### What you have to do
Locate the word "Cotton" in the data below, then copy every line that holds it.

### Material for the task

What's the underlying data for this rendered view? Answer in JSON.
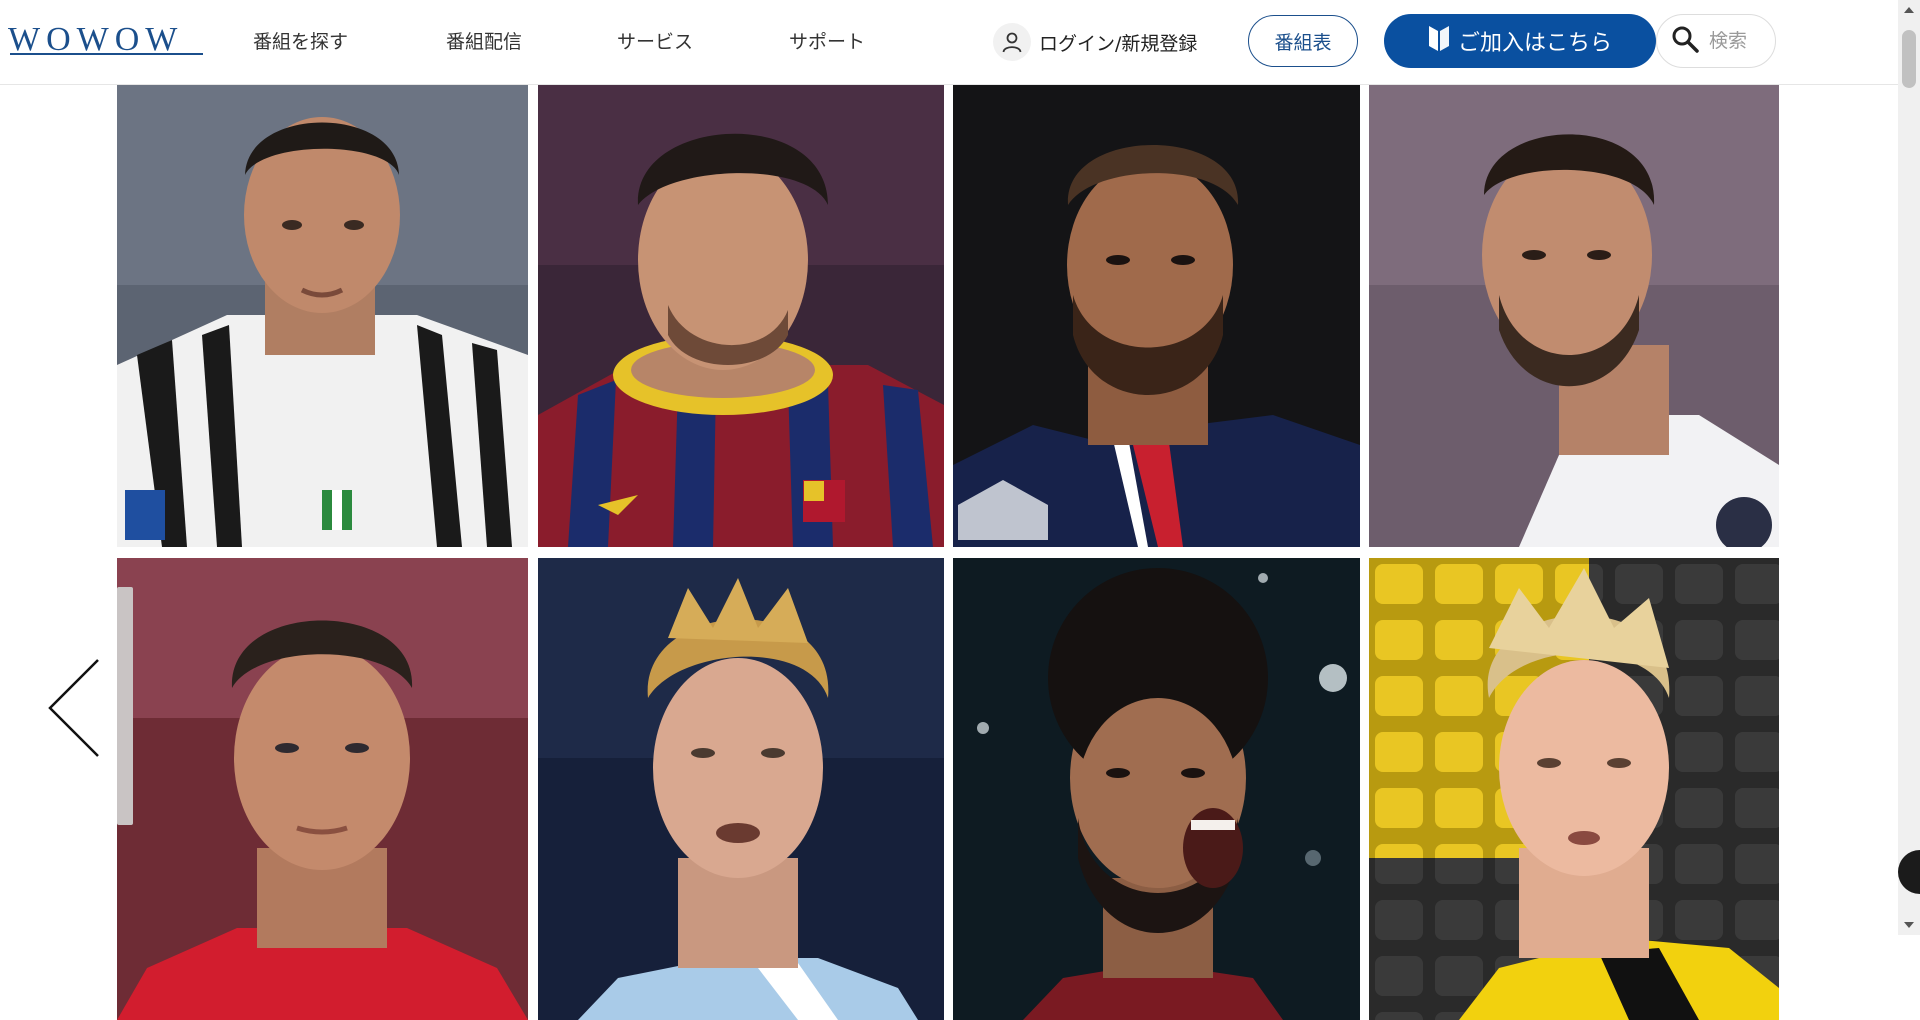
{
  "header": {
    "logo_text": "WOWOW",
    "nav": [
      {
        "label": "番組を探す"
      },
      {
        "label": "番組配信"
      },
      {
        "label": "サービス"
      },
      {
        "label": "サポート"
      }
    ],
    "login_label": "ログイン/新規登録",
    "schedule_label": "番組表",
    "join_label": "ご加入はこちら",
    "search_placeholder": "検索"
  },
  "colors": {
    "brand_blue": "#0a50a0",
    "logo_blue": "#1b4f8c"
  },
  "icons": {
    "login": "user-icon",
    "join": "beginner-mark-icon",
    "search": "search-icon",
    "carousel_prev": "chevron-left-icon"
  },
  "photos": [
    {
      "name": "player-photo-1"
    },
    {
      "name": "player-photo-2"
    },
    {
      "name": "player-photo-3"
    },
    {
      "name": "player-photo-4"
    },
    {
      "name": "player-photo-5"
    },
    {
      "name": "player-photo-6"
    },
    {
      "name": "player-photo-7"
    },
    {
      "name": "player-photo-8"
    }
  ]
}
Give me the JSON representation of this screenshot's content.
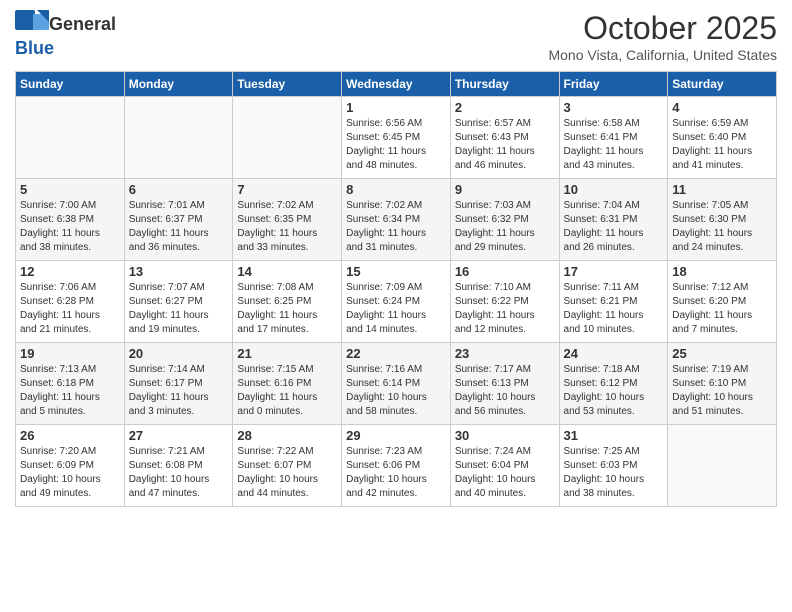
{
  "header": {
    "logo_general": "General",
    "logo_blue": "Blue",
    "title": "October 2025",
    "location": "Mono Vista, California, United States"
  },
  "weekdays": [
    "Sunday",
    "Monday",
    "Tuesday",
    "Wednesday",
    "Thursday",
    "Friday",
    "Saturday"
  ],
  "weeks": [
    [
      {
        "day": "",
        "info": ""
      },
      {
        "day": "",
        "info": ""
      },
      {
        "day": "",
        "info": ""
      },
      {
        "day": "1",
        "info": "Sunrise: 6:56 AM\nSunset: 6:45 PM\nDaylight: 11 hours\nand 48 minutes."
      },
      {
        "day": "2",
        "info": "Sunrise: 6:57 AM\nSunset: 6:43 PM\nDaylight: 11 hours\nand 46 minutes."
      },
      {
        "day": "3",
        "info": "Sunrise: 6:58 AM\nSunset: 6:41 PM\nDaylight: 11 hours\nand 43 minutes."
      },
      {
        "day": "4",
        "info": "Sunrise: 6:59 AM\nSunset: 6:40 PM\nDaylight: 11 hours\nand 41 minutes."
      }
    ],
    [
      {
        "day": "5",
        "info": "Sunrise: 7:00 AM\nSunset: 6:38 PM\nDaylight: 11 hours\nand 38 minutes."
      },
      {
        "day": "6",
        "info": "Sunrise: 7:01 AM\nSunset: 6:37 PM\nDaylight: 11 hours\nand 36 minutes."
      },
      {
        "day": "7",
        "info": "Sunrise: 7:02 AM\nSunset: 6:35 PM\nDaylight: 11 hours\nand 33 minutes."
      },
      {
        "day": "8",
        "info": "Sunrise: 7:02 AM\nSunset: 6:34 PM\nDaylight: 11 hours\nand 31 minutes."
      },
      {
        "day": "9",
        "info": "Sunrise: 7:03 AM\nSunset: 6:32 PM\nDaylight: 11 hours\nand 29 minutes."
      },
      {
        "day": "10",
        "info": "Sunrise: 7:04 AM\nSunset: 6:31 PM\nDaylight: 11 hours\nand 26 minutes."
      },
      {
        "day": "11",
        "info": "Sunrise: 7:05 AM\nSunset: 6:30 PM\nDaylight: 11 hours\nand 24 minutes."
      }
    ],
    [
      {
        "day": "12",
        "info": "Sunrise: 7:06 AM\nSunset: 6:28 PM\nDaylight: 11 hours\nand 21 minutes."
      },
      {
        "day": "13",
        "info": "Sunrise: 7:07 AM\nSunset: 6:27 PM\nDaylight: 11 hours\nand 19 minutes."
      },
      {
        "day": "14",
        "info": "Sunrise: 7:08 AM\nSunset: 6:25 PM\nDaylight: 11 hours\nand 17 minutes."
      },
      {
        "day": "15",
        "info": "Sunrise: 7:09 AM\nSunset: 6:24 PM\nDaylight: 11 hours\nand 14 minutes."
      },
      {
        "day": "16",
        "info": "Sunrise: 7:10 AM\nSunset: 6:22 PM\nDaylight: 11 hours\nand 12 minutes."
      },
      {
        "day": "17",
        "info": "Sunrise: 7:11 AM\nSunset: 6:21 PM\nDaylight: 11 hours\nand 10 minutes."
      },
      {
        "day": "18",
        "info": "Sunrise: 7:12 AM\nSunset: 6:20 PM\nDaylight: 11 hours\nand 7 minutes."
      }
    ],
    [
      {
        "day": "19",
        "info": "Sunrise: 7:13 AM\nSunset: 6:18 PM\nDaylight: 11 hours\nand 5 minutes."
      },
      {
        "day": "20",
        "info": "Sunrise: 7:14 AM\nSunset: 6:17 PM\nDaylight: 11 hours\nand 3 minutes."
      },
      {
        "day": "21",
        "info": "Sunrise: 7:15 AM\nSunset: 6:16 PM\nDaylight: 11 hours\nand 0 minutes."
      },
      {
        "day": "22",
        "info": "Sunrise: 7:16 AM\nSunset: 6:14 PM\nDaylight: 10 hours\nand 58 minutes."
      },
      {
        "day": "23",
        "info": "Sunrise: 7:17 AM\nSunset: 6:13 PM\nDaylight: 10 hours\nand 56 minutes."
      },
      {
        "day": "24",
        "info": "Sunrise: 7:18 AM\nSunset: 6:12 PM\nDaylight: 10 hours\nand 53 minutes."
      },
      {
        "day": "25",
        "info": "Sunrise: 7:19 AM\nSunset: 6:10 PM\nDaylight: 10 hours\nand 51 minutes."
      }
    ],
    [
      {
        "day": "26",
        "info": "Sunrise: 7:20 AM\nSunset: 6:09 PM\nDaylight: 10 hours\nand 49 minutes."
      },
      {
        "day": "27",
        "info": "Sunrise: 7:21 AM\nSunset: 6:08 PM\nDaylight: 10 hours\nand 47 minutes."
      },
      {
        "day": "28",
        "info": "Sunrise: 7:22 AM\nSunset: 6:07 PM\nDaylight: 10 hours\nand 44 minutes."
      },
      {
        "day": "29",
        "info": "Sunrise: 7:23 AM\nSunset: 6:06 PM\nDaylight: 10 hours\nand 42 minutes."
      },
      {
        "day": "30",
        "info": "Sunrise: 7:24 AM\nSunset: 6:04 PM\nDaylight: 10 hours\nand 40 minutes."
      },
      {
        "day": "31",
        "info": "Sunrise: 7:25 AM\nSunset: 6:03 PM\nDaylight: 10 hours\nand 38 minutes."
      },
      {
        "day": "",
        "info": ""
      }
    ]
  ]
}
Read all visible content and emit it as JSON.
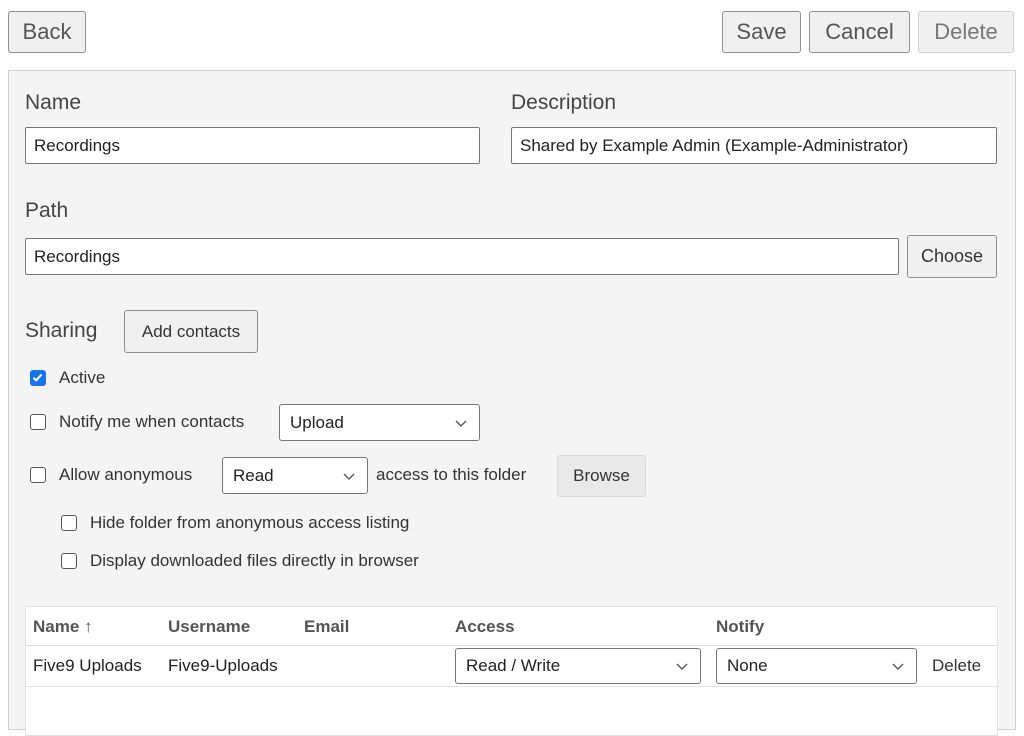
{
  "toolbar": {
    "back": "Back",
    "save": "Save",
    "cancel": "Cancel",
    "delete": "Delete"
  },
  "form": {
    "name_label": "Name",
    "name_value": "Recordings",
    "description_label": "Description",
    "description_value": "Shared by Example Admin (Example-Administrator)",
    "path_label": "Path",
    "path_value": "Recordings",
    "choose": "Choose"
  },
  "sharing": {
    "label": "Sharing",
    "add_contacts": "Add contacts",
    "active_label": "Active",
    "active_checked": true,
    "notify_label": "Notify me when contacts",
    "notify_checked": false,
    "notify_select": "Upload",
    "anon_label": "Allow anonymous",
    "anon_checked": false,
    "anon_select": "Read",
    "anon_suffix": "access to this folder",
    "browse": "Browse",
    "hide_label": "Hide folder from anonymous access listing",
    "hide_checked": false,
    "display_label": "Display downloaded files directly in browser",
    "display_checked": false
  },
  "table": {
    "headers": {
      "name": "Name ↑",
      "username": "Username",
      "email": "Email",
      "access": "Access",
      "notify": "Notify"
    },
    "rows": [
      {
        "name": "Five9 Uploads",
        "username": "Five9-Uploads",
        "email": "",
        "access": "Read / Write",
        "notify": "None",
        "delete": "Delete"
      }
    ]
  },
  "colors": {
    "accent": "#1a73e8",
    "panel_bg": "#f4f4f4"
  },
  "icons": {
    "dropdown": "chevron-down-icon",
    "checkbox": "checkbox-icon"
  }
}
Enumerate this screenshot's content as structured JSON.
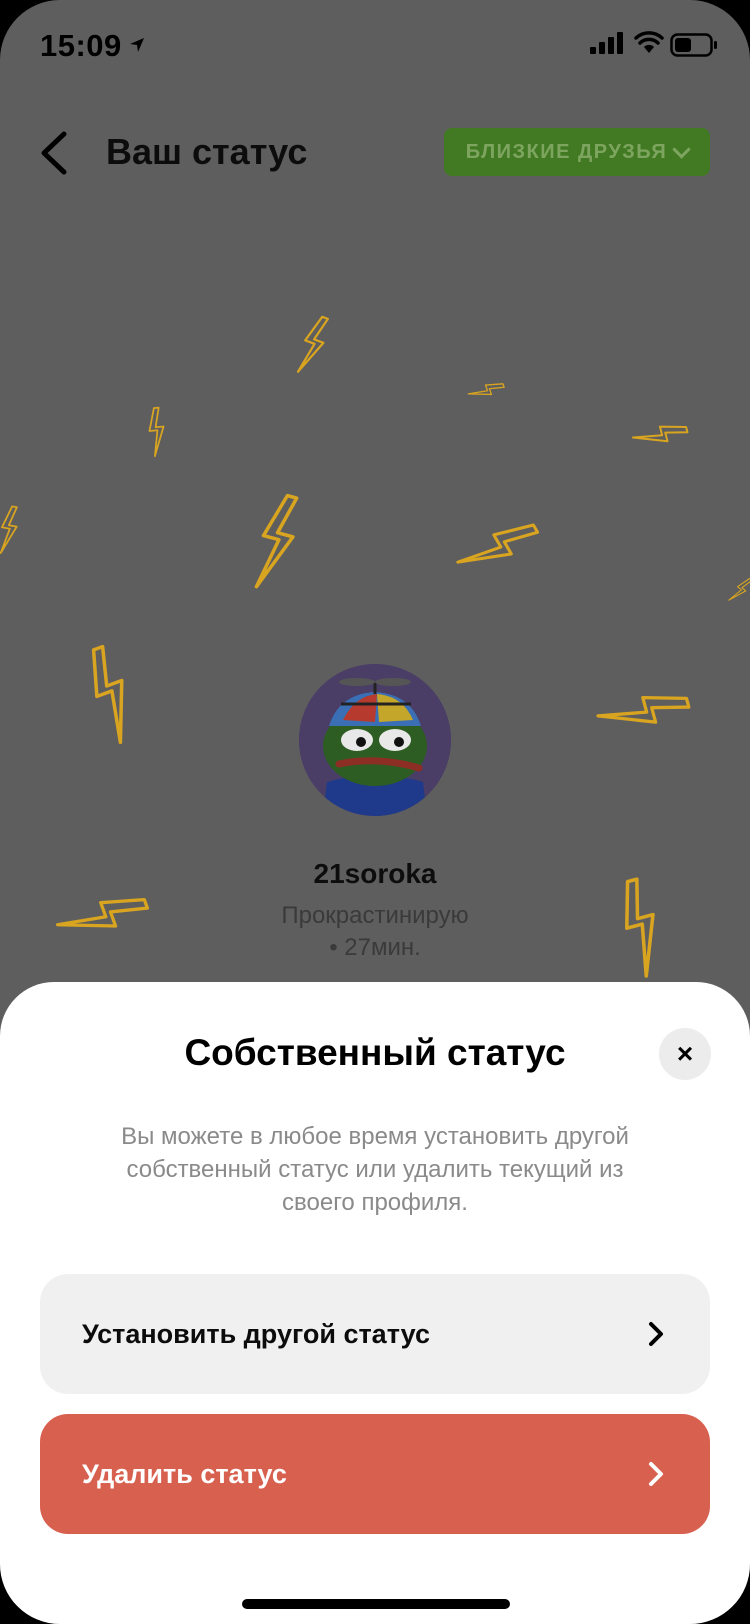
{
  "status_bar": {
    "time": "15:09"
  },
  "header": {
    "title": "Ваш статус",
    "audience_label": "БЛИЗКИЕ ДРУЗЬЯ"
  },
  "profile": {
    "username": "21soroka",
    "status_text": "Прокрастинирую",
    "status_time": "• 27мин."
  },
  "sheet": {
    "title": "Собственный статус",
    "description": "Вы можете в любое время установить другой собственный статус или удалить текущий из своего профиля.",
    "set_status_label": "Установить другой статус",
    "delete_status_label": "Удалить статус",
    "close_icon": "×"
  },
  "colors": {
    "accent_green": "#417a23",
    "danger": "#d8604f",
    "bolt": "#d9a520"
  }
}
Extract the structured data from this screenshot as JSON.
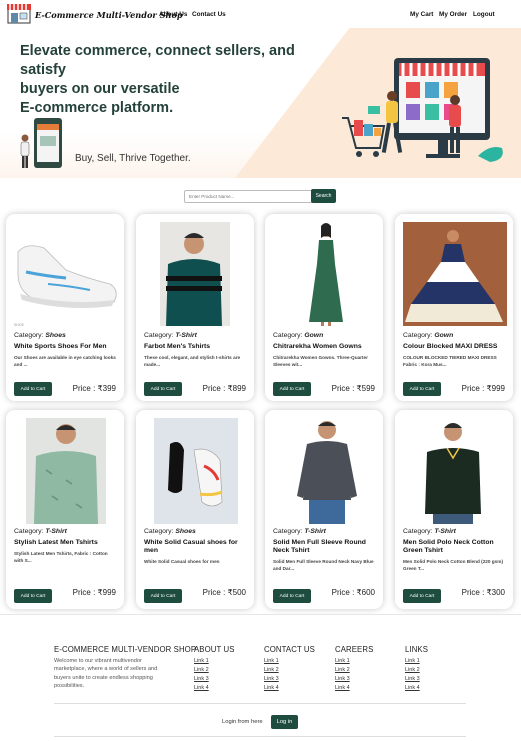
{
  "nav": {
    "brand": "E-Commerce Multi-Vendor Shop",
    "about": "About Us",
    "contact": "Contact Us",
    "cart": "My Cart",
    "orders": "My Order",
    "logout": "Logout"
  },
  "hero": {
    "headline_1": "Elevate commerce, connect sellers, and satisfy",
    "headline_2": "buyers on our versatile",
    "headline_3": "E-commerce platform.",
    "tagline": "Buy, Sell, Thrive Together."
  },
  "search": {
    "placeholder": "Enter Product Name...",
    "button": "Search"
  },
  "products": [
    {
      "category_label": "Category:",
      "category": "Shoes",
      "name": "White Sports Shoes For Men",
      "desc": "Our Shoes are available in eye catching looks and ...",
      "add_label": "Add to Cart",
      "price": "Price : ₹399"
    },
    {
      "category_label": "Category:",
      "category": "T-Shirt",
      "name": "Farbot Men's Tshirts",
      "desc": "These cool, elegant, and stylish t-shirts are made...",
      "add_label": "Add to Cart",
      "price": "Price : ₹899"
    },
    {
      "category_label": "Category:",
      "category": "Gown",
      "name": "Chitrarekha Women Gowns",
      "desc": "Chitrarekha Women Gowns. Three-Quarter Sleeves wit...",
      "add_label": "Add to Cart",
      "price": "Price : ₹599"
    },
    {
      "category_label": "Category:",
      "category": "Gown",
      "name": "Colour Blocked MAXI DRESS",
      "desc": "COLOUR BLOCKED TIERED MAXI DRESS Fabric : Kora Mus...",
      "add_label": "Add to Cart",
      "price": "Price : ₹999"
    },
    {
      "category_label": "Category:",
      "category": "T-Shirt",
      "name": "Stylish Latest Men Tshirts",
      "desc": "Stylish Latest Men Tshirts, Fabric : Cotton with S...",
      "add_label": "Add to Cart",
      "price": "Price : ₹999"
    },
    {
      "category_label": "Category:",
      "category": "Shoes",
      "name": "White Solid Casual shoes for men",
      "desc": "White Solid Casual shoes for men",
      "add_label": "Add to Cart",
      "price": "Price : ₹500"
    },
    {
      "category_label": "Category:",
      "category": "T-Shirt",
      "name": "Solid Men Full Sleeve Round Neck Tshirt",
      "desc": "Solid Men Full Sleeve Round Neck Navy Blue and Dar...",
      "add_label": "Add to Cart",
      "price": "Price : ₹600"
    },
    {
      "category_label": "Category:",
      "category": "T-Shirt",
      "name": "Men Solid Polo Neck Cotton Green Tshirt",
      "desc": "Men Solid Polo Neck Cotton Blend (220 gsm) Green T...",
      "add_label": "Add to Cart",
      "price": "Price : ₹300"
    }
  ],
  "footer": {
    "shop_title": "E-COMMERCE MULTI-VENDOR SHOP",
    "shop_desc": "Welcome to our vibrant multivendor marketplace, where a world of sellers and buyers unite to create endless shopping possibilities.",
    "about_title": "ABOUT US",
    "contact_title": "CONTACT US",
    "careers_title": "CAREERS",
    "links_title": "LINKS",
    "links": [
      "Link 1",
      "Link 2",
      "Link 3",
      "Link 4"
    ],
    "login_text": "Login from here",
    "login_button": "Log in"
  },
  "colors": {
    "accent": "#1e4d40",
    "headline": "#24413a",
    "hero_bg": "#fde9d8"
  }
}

### Problem solution
      "desc": "Stylish Latest Men Tshirts, Fabric : Cotton with S...",
      "name": "Men Solid Polo Neck Cotton Green Tshirt",
      "desc": "Men Solid Polo Neck Cotton Blend (220 gsm) Green T...",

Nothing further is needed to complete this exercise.